What to work on
Restate each entry word for word, leaving nothing out.

###

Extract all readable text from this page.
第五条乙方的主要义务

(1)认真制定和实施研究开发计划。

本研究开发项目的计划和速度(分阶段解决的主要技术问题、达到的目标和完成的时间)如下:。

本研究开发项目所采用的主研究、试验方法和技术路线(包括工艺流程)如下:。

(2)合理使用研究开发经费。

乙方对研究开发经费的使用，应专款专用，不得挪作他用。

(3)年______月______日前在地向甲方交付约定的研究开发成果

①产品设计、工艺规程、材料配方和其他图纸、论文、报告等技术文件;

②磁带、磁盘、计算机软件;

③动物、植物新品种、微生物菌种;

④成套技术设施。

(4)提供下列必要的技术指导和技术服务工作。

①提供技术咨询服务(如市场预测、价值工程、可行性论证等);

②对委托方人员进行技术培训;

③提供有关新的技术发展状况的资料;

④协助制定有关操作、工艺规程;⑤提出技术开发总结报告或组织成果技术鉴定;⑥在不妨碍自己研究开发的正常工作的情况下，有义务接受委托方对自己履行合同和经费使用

###

Response below
Extract all readable text from this page.
第五条乙方的主要义务

(1)认真制定和实施研究开发计划。

本研究开发项目的计划和速度(分阶段解决的主要技术问题、达到的目标和完成的时间)如下:。

本研究开发项目所采用的主研究、试验方法和技术路线(包括工艺流程)如下:。

(2)合理使用研究开发经费。

乙方对研究开发经费的使用，应专款专用，不得挪作他用。

(3)年______月______日前在地向甲方交付约定的研究开发成果

①产品设计、工艺规程、材料配方和其他图纸、论文、报告等技术文件;

②磁带、磁盘、计算机软件;

③动物、植物新品种、微生物菌种;

④成套技术设施。

(4)提供下列必要的技术指导和技术服务工作。

①提供技术咨询服务(如市场预测、价值工程、可行性论证等);

②对委托方人员进行技术培训;

③提供有关新的技术发展状况的资料;

④协助制定有关操作、工艺规程;⑤提出技术开发总结报告或组织成果技术鉴定;⑥在不妨碍自己研究开发的正常工作的情况下，有义务接受委托方对自己履行合同和经费使用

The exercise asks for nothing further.